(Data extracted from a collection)
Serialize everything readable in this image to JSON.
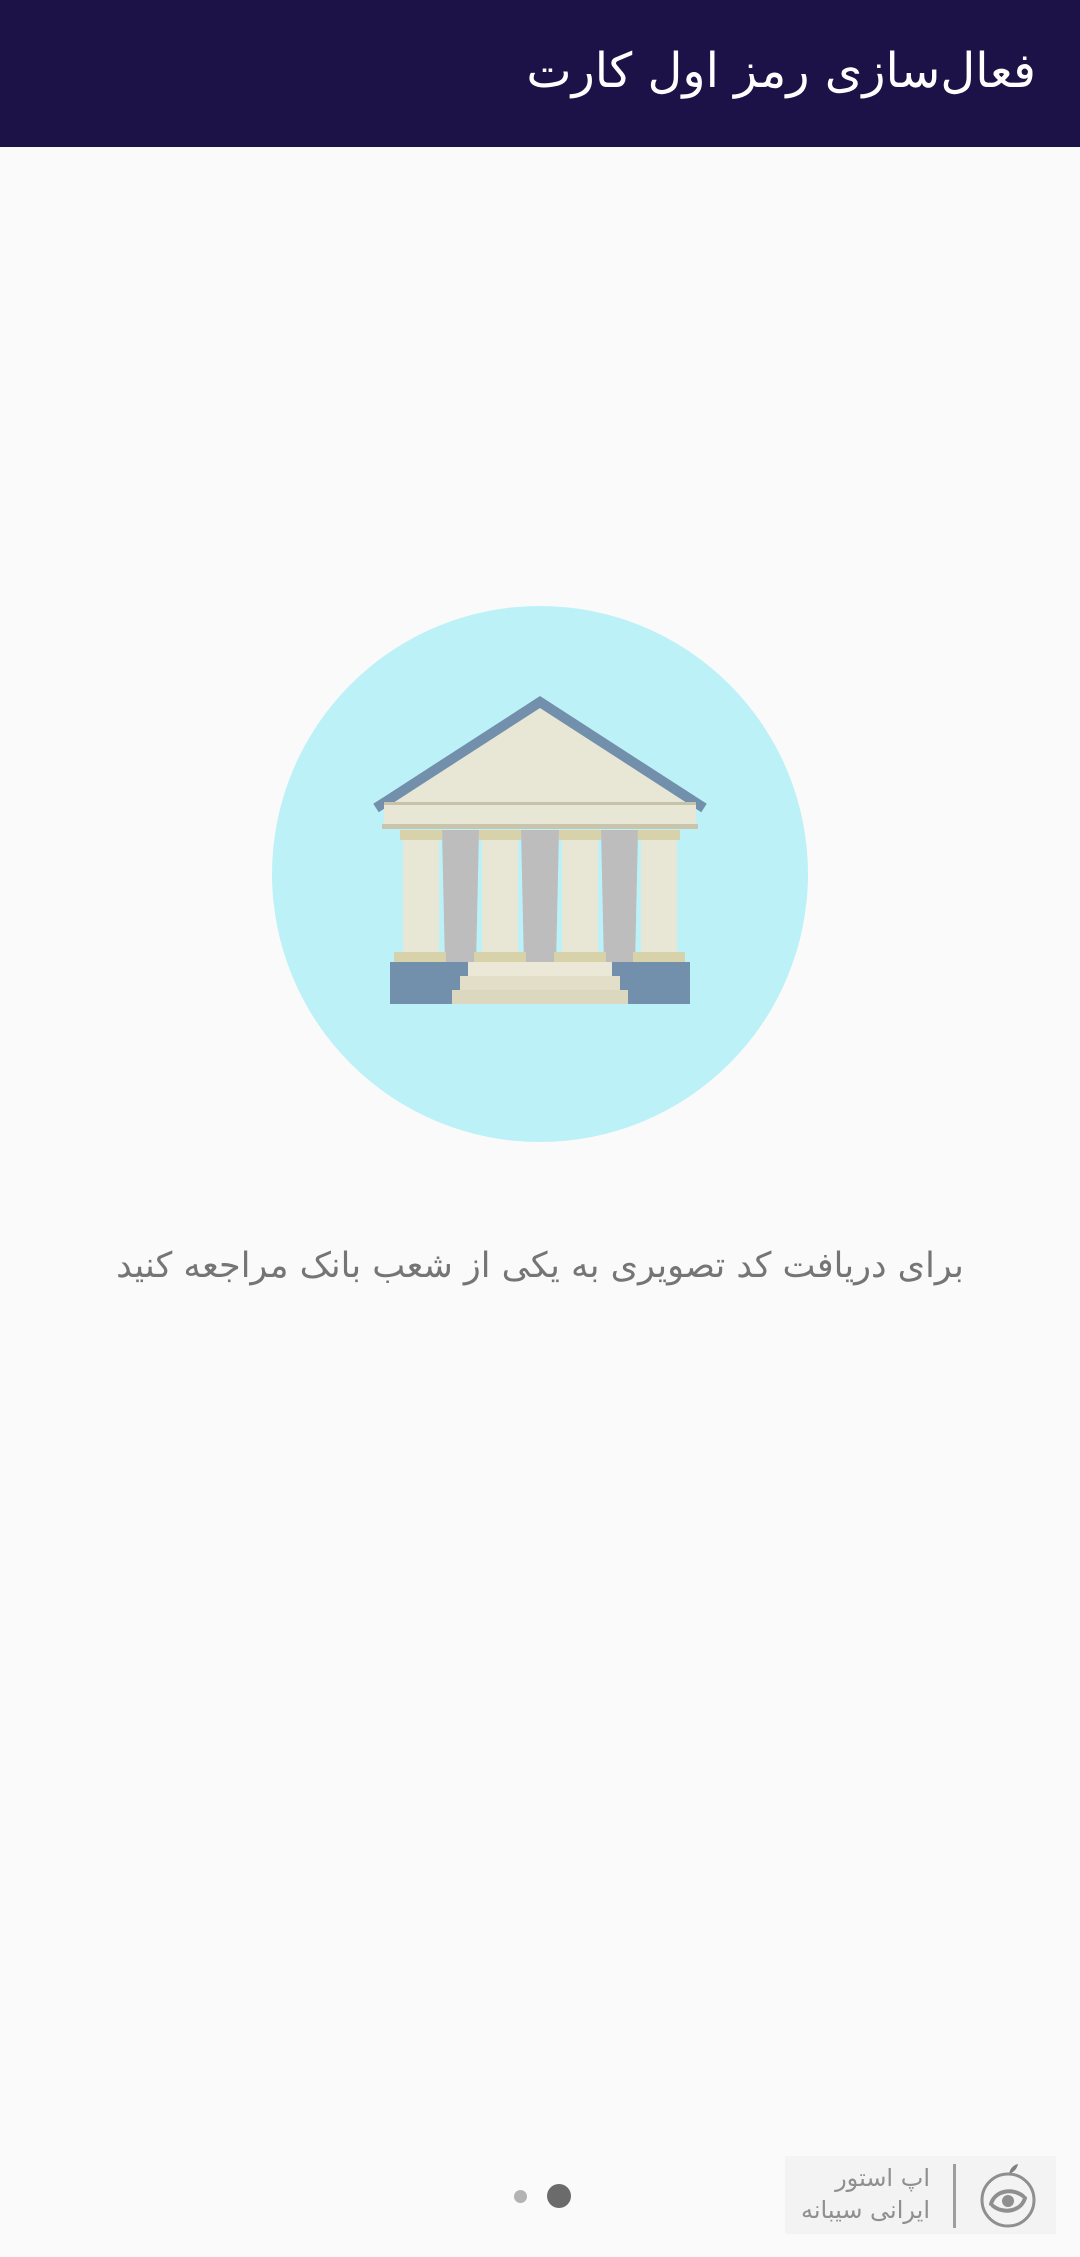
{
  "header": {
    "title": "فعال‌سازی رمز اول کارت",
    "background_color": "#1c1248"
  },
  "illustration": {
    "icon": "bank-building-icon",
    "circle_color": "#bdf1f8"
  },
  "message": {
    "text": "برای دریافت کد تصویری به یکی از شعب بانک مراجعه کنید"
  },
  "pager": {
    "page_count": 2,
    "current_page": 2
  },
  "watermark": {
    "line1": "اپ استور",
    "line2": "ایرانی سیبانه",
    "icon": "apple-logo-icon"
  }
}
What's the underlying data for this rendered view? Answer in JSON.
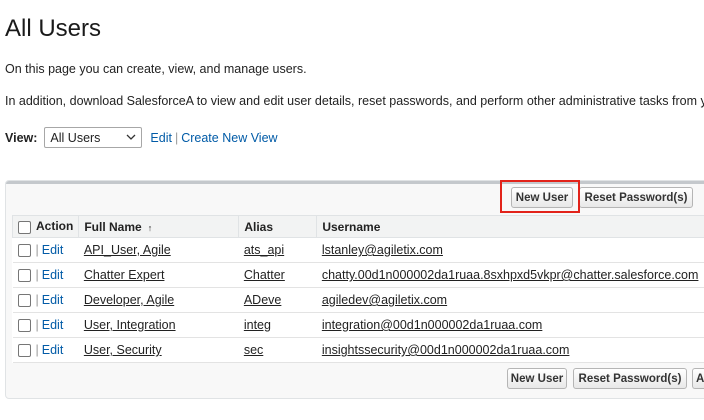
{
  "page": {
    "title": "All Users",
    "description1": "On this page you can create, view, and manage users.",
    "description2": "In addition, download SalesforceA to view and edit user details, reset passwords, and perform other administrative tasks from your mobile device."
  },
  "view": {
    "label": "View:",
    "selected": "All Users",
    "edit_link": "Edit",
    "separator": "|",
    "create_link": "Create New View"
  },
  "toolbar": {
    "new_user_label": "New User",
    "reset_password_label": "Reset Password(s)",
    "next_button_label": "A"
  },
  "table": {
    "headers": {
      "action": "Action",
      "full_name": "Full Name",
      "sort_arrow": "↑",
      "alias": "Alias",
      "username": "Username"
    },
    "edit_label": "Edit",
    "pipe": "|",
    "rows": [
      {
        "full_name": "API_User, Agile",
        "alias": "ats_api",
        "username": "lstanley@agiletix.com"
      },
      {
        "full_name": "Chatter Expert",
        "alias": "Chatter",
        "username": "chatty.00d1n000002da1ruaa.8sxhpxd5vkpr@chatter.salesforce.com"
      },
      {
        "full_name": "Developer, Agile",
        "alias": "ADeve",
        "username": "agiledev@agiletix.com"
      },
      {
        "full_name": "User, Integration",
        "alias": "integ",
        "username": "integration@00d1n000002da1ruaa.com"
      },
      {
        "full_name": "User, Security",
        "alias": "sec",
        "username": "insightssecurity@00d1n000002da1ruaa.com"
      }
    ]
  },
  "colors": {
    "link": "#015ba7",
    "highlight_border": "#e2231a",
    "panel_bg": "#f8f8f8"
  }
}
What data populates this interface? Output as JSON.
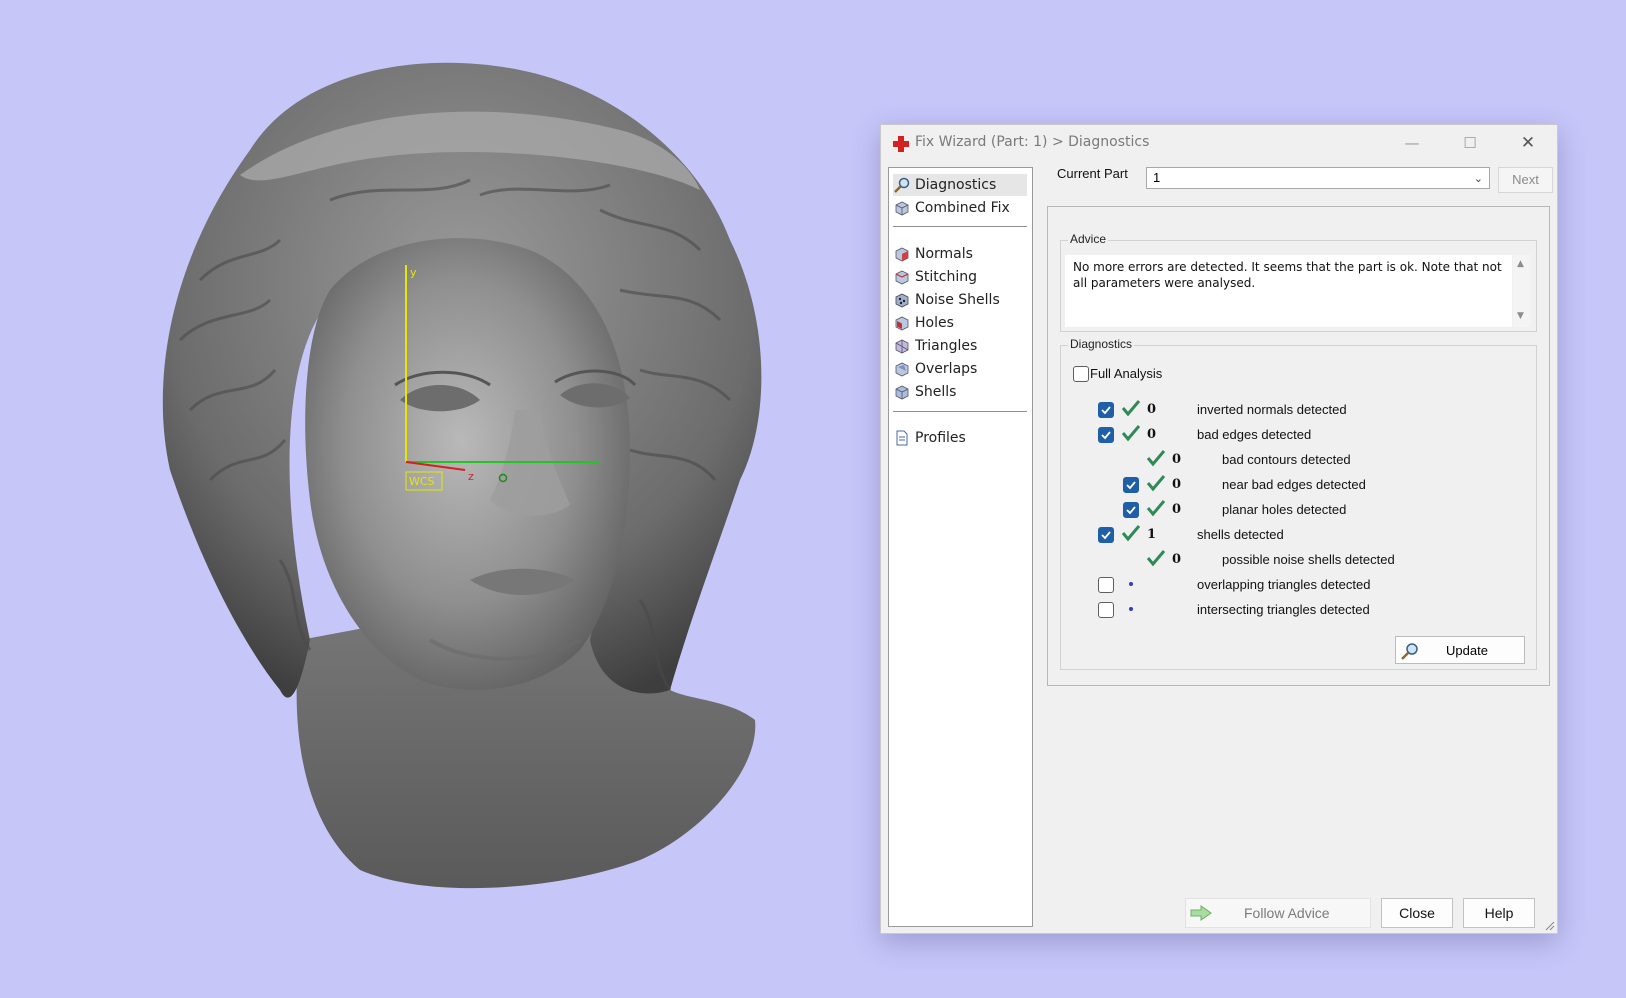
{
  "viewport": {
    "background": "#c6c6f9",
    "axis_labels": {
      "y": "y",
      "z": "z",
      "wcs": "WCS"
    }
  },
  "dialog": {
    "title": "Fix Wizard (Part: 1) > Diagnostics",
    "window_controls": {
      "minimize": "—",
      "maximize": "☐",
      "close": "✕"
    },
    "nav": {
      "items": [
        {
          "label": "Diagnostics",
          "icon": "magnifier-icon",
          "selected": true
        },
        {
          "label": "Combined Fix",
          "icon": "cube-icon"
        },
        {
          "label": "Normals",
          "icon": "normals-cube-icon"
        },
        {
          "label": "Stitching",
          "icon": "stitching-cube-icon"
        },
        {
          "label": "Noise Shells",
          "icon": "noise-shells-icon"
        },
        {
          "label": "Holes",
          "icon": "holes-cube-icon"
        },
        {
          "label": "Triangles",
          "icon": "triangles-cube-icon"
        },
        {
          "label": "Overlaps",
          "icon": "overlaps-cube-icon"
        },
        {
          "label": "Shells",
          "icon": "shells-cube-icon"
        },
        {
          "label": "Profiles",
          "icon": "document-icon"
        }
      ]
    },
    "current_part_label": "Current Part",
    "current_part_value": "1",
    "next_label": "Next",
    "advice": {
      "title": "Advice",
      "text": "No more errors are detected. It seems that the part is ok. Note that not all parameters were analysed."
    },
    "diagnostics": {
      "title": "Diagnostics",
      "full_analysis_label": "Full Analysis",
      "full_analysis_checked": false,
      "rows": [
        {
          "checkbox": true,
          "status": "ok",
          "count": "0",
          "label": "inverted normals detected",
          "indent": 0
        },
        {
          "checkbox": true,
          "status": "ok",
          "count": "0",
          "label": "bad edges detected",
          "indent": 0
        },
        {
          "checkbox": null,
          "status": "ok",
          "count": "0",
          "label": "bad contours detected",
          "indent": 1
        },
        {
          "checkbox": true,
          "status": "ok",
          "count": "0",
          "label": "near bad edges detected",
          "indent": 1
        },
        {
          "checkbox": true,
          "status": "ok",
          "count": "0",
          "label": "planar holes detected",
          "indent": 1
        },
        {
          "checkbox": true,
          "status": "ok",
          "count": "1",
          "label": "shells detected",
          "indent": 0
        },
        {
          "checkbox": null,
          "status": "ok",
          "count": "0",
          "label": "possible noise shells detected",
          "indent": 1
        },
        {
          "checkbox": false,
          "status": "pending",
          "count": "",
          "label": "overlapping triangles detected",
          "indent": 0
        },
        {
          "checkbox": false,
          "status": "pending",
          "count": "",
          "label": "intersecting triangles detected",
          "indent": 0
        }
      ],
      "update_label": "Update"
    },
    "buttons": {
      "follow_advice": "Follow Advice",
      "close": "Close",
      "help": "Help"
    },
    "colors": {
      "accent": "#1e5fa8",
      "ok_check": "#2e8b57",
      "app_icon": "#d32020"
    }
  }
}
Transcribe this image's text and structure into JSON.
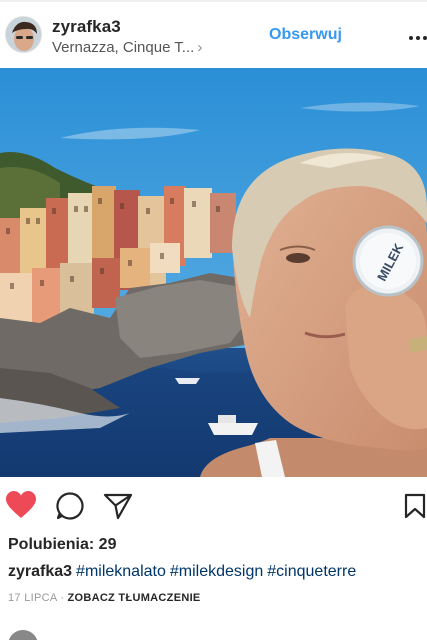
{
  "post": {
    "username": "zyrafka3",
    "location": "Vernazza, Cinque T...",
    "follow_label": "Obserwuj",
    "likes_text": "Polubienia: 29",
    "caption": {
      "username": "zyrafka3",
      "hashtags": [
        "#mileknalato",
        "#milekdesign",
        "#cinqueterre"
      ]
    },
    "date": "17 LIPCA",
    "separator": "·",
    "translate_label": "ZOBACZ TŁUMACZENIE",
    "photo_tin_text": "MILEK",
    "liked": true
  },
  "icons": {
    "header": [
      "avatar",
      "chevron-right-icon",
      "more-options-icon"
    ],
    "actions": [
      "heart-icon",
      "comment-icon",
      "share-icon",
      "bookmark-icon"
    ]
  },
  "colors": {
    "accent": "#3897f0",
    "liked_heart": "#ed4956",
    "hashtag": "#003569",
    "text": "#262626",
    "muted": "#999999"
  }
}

## Directions for this task
Transcribe all of the entries word for word, but skip any pictures they contain.

## Reply
Serialize everything readable in this image to JSON.
{
  "header": {
    "title": "فعال‌سازی رمز اول کارت",
    "background_color": "#1c1248"
  },
  "illustration": {
    "icon": "bank-building-icon",
    "circle_color": "#bdf1f8"
  },
  "message": {
    "text": "برای دریافت کد تصویری به یکی از شعب بانک مراجعه کنید"
  },
  "pager": {
    "page_count": 2,
    "current_page": 2
  },
  "watermark": {
    "line1": "اپ استور",
    "line2": "ایرانی سیبانه",
    "icon": "apple-logo-icon"
  }
}
What's the underlying data for this rendered view? Answer in JSON.
{
  "page": {
    "title": "All Users",
    "description1": "On this page you can create, view, and manage users.",
    "description2": "In addition, download SalesforceA to view and edit user details, reset passwords, and perform other administrative tasks from your mobile device."
  },
  "view": {
    "label": "View:",
    "selected": "All Users",
    "edit_link": "Edit",
    "separator": "|",
    "create_link": "Create New View"
  },
  "toolbar": {
    "new_user_label": "New User",
    "reset_password_label": "Reset Password(s)",
    "next_button_label": "A"
  },
  "table": {
    "headers": {
      "action": "Action",
      "full_name": "Full Name",
      "sort_arrow": "↑",
      "alias": "Alias",
      "username": "Username"
    },
    "edit_label": "Edit",
    "pipe": "|",
    "rows": [
      {
        "full_name": "API_User, Agile",
        "alias": "ats_api",
        "username": "lstanley@agiletix.com"
      },
      {
        "full_name": "Chatter Expert",
        "alias": "Chatter",
        "username": "chatty.00d1n000002da1ruaa.8sxhpxd5vkpr@chatter.salesforce.com"
      },
      {
        "full_name": "Developer, Agile",
        "alias": "ADeve",
        "username": "agiledev@agiletix.com"
      },
      {
        "full_name": "User, Integration",
        "alias": "integ",
        "username": "integration@00d1n000002da1ruaa.com"
      },
      {
        "full_name": "User, Security",
        "alias": "sec",
        "username": "insightssecurity@00d1n000002da1ruaa.com"
      }
    ]
  },
  "colors": {
    "link": "#015ba7",
    "highlight_border": "#e2231a",
    "panel_bg": "#f8f8f8"
  }
}
What data populates this interface? Output as JSON.
{
  "viewport": {
    "background": "#c6c6f9",
    "axis_labels": {
      "y": "y",
      "z": "z",
      "wcs": "WCS"
    }
  },
  "dialog": {
    "title": "Fix Wizard (Part: 1) > Diagnostics",
    "window_controls": {
      "minimize": "—",
      "maximize": "☐",
      "close": "✕"
    },
    "nav": {
      "items": [
        {
          "label": "Diagnostics",
          "icon": "magnifier-icon",
          "selected": true
        },
        {
          "label": "Combined Fix",
          "icon": "cube-icon"
        },
        {
          "label": "Normals",
          "icon": "normals-cube-icon"
        },
        {
          "label": "Stitching",
          "icon": "stitching-cube-icon"
        },
        {
          "label": "Noise Shells",
          "icon": "noise-shells-icon"
        },
        {
          "label": "Holes",
          "icon": "holes-cube-icon"
        },
        {
          "label": "Triangles",
          "icon": "triangles-cube-icon"
        },
        {
          "label": "Overlaps",
          "icon": "overlaps-cube-icon"
        },
        {
          "label": "Shells",
          "icon": "shells-cube-icon"
        },
        {
          "label": "Profiles",
          "icon": "document-icon"
        }
      ]
    },
    "current_part_label": "Current Part",
    "current_part_value": "1",
    "next_label": "Next",
    "advice": {
      "title": "Advice",
      "text": "No more errors are detected. It seems that the part is ok. Note that not all parameters were analysed."
    },
    "diagnostics": {
      "title": "Diagnostics",
      "full_analysis_label": "Full Analysis",
      "full_analysis_checked": false,
      "rows": [
        {
          "checkbox": true,
          "status": "ok",
          "count": "0",
          "label": "inverted normals detected",
          "indent": 0
        },
        {
          "checkbox": true,
          "status": "ok",
          "count": "0",
          "label": "bad edges detected",
          "indent": 0
        },
        {
          "checkbox": null,
          "status": "ok",
          "count": "0",
          "label": "bad contours detected",
          "indent": 1
        },
        {
          "checkbox": true,
          "status": "ok",
          "count": "0",
          "label": "near bad edges detected",
          "indent": 1
        },
        {
          "checkbox": true,
          "status": "ok",
          "count": "0",
          "label": "planar holes detected",
          "indent": 1
        },
        {
          "checkbox": true,
          "status": "ok",
          "count": "1",
          "label": "shells detected",
          "indent": 0
        },
        {
          "checkbox": null,
          "status": "ok",
          "count": "0",
          "label": "possible noise shells detected",
          "indent": 1
        },
        {
          "checkbox": false,
          "status": "pending",
          "count": "",
          "label": "overlapping triangles detected",
          "indent": 0
        },
        {
          "checkbox": false,
          "status": "pending",
          "count": "",
          "label": "intersecting triangles detected",
          "indent": 0
        }
      ],
      "update_label": "Update"
    },
    "buttons": {
      "follow_advice": "Follow Advice",
      "close": "Close",
      "help": "Help"
    },
    "colors": {
      "accent": "#1e5fa8",
      "ok_check": "#2e8b57",
      "app_icon": "#d32020"
    }
  }
}
Transcribe this image's text and structure into JSON.
{
  "post": {
    "username": "zyrafka3",
    "location": "Vernazza, Cinque T...",
    "follow_label": "Obserwuj",
    "likes_text": "Polubienia: 29",
    "caption": {
      "username": "zyrafka3",
      "hashtags": [
        "#mileknalato",
        "#milekdesign",
        "#cinqueterre"
      ]
    },
    "date": "17 LIPCA",
    "separator": "·",
    "translate_label": "ZOBACZ TŁUMACZENIE",
    "photo_tin_text": "MILEK",
    "liked": true
  },
  "icons": {
    "header": [
      "avatar",
      "chevron-right-icon",
      "more-options-icon"
    ],
    "actions": [
      "heart-icon",
      "comment-icon",
      "share-icon",
      "bookmark-icon"
    ]
  },
  "colors": {
    "accent": "#3897f0",
    "liked_heart": "#ed4956",
    "hashtag": "#003569",
    "text": "#262626",
    "muted": "#999999"
  }
}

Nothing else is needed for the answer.